'''

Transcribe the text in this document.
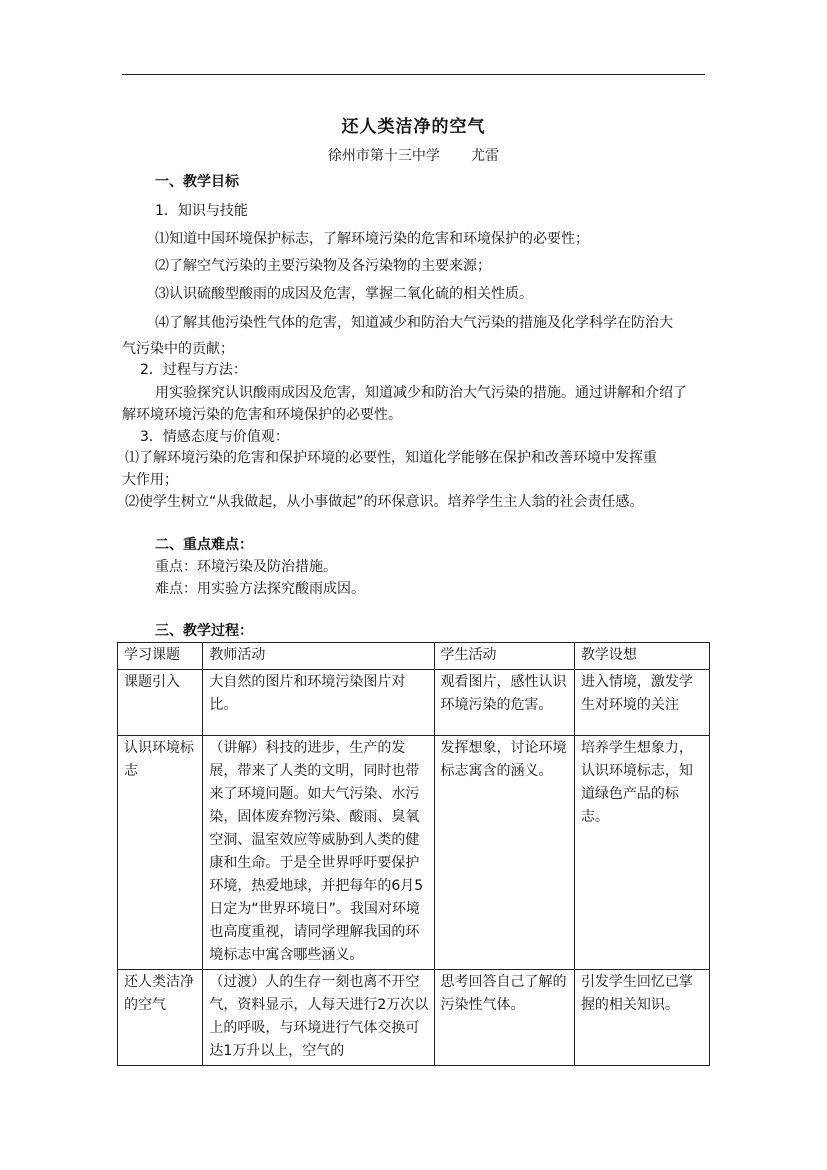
还人类洁净的空气
徐州市第十三中学       尤雷
一、教学目标
1．知识与技能
⑴知道中国环境保护标志，了解环境污染的危害和环境保护的必要性；
⑵了解空气污染的主要污染物及各污染物的主要来源；
⑶认识硫酸型酸雨的成因及危害，掌握二氧化硫的相关性质。
⑷了解其他污染性气体的危害，知道减少和防治大气污染的措施及化学科学在防治大
气污染中的贡献；
2．过程与方法：
用实验探究认识酸雨成因及危害，知道减少和防治大气污染的措施。通过讲解和介绍了
解环境环境污染的危害和环境保护的必要性。
3．情感态度与价值观：
⑴了解环境污染的危害和保护环境的必要性，知道化学能够在保护和改善环境中发挥重
大作用；
⑵使学生树立“从我做起，从小事做起”的环保意识。培养学生主人翁的社会责任感。
二、重点难点：
重点：环境污染及防治措施。
难点：用实验方法探究酸雨成因。
三、教学过程：
学习课题	教师活动	学生活动	教学设想
课题引入	大自然的图片和环境污染图片对比。	观看图片，感性认识环境污染的危害。	进入情境，激发学生对环境的关注
认识环境标志	（讲解）科技的进步，生产的发展，带来了人类的文明，同时也带来了环境问题。如大气污染、水污染，固体废弃物污染、酸雨、臭氧空洞、温室效应等威胁到人类的健康和生命。于是全世界呼吁要保护环境，热爱地球，并把每年的6月5日定为“世界环境日”。我国对环境也高度重视，请同学理解我国的环境标志中寓含哪些涵义。	发挥想象，讨论环境标志寓含的涵义。	培养学生想象力，认识环境标志，知道绿色产品的标志。
还人类洁净的空气	（过渡）人的生存一刻也离不开空气，资料显示，人每天进行2万次以上的呼吸，与环境进行气体交换可达1万升以上，空气的	思考回答自己了解的污染性气体。	引发学生回忆已掌握的相关知识。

'''

Leaving all pictures aside, quote each record exactly.

Transcribe the text in this document.
还人类洁净的空气
徐州市第十三中学       尤雷
一、教学目标
1．知识与技能
⑴知道中国环境保护标志，了解环境污染的危害和环境保护的必要性；
⑵了解空气污染的主要污染物及各污染物的主要来源；
⑶认识硫酸型酸雨的成因及危害，掌握二氧化硫的相关性质。
⑷了解其他污染性气体的危害，知道减少和防治大气污染的措施及化学科学在防治大
气污染中的贡献；
2．过程与方法：
用实验探究认识酸雨成因及危害，知道减少和防治大气污染的措施。通过讲解和介绍了
解环境环境污染的危害和环境保护的必要性。
3．情感态度与价值观：
⑴了解环境污染的危害和保护环境的必要性，知道化学能够在保护和改善环境中发挥重
大作用；
⑵使学生树立“从我做起，从小事做起”的环保意识。培养学生主人翁的社会责任感。
二、重点难点：
重点：环境污染及防治措施。
难点：用实验方法探究酸雨成因。
三、教学过程：
学习课题	教师活动	学生活动	教学设想
课题引入	大自然的图片和环境污染图片对比。	观看图片，感性认识环境污染的危害。	进入情境，激发学生对环境的关注
认识环境标志	（讲解）科技的进步，生产的发展，带来了人类的文明，同时也带来了环境问题。如大气污染、水污染，固体废弃物污染、酸雨、臭氧空洞、温室效应等威胁到人类的健康和生命。于是全世界呼吁要保护环境，热爱地球，并把每年的6月5日定为“世界环境日”。我国对环境也高度重视，请同学理解我国的环境标志中寓含哪些涵义。	发挥想象，讨论环境标志寓含的涵义。	培养学生想象力，认识环境标志，知道绿色产品的标志。
还人类洁净的空气	（过渡）人的生存一刻也离不开空气，资料显示，人每天进行2万次以上的呼吸，与环境进行气体交换可达1万升以上，空气的	思考回答自己了解的污染性气体。	引发学生回忆已掌握的相关知识。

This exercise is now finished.